# The records start

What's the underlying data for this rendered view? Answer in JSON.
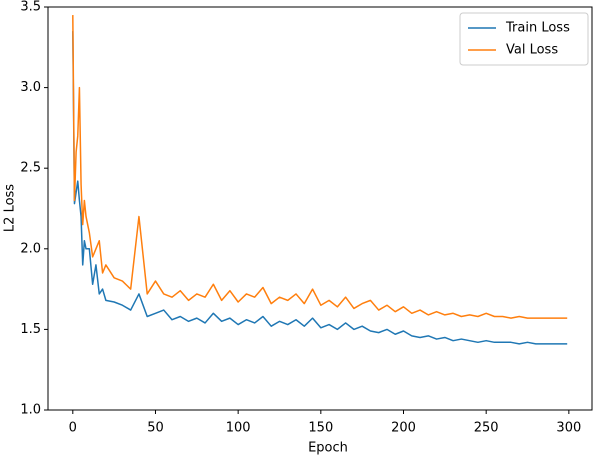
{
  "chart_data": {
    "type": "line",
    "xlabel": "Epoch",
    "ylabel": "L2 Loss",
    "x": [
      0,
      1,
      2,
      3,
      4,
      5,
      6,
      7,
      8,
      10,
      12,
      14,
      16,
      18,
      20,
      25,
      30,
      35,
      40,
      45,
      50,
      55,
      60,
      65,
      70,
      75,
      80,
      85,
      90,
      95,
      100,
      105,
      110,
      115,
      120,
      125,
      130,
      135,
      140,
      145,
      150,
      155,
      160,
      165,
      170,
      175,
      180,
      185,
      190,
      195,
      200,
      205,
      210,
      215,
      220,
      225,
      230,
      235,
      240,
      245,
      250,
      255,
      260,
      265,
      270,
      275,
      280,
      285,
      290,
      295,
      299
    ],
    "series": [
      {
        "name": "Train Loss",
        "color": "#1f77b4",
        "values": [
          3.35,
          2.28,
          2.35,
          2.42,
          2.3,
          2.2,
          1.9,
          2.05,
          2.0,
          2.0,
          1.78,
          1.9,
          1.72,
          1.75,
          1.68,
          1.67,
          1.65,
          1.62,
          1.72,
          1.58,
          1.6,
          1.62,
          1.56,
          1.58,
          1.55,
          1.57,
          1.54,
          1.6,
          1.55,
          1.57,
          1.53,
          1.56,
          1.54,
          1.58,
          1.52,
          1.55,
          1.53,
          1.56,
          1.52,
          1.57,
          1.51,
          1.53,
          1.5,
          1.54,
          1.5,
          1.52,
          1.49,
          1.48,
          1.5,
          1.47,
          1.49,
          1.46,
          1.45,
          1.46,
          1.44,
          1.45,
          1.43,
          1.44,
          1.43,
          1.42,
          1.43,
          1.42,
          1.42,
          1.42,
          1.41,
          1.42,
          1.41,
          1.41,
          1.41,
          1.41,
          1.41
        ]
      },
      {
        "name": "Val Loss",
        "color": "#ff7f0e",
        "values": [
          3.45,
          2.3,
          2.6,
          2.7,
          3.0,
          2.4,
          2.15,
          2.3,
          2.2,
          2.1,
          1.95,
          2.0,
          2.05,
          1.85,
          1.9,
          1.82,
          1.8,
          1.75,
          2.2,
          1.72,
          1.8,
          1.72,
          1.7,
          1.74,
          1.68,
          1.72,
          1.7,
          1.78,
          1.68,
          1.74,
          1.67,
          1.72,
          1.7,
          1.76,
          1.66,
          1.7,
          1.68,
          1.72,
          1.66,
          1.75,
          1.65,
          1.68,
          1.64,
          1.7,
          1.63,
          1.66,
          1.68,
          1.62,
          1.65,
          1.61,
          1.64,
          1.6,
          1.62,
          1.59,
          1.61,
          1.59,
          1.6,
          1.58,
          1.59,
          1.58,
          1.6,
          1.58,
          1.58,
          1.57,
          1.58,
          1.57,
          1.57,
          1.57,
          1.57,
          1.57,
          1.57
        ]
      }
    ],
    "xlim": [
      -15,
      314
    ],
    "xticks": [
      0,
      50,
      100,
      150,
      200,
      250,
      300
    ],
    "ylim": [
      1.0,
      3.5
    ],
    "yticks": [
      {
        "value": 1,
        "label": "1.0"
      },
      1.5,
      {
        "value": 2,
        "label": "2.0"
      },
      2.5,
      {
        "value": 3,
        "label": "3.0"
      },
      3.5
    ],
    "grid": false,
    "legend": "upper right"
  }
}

# The records end

Your task is an exact transcription of all the data, minus the pictures.

What's the underlying data for this rendered view? Answer in JSON.
{
  "chart_data": {
    "type": "line",
    "xlabel": "Epoch",
    "ylabel": "L2 Loss",
    "x": [
      0,
      1,
      2,
      3,
      4,
      5,
      6,
      7,
      8,
      10,
      12,
      14,
      16,
      18,
      20,
      25,
      30,
      35,
      40,
      45,
      50,
      55,
      60,
      65,
      70,
      75,
      80,
      85,
      90,
      95,
      100,
      105,
      110,
      115,
      120,
      125,
      130,
      135,
      140,
      145,
      150,
      155,
      160,
      165,
      170,
      175,
      180,
      185,
      190,
      195,
      200,
      205,
      210,
      215,
      220,
      225,
      230,
      235,
      240,
      245,
      250,
      255,
      260,
      265,
      270,
      275,
      280,
      285,
      290,
      295,
      299
    ],
    "series": [
      {
        "name": "Train Loss",
        "color": "#1f77b4",
        "values": [
          3.35,
          2.28,
          2.35,
          2.42,
          2.3,
          2.2,
          1.9,
          2.05,
          2.0,
          2.0,
          1.78,
          1.9,
          1.72,
          1.75,
          1.68,
          1.67,
          1.65,
          1.62,
          1.72,
          1.58,
          1.6,
          1.62,
          1.56,
          1.58,
          1.55,
          1.57,
          1.54,
          1.6,
          1.55,
          1.57,
          1.53,
          1.56,
          1.54,
          1.58,
          1.52,
          1.55,
          1.53,
          1.56,
          1.52,
          1.57,
          1.51,
          1.53,
          1.5,
          1.54,
          1.5,
          1.52,
          1.49,
          1.48,
          1.5,
          1.47,
          1.49,
          1.46,
          1.45,
          1.46,
          1.44,
          1.45,
          1.43,
          1.44,
          1.43,
          1.42,
          1.43,
          1.42,
          1.42,
          1.42,
          1.41,
          1.42,
          1.41,
          1.41,
          1.41,
          1.41,
          1.41
        ]
      },
      {
        "name": "Val Loss",
        "color": "#ff7f0e",
        "values": [
          3.45,
          2.3,
          2.6,
          2.7,
          3.0,
          2.4,
          2.15,
          2.3,
          2.2,
          2.1,
          1.95,
          2.0,
          2.05,
          1.85,
          1.9,
          1.82,
          1.8,
          1.75,
          2.2,
          1.72,
          1.8,
          1.72,
          1.7,
          1.74,
          1.68,
          1.72,
          1.7,
          1.78,
          1.68,
          1.74,
          1.67,
          1.72,
          1.7,
          1.76,
          1.66,
          1.7,
          1.68,
          1.72,
          1.66,
          1.75,
          1.65,
          1.68,
          1.64,
          1.7,
          1.63,
          1.66,
          1.68,
          1.62,
          1.65,
          1.61,
          1.64,
          1.6,
          1.62,
          1.59,
          1.61,
          1.59,
          1.6,
          1.58,
          1.59,
          1.58,
          1.6,
          1.58,
          1.58,
          1.57,
          1.58,
          1.57,
          1.57,
          1.57,
          1.57,
          1.57,
          1.57
        ]
      }
    ],
    "xlim": [
      -15,
      314
    ],
    "xticks": [
      0,
      50,
      100,
      150,
      200,
      250,
      300
    ],
    "ylim": [
      1.0,
      3.5
    ],
    "yticks": [
      {
        "value": 1,
        "label": "1.0"
      },
      1.5,
      {
        "value": 2,
        "label": "2.0"
      },
      2.5,
      {
        "value": 3,
        "label": "3.0"
      },
      3.5
    ],
    "grid": false,
    "legend": "upper right"
  }
}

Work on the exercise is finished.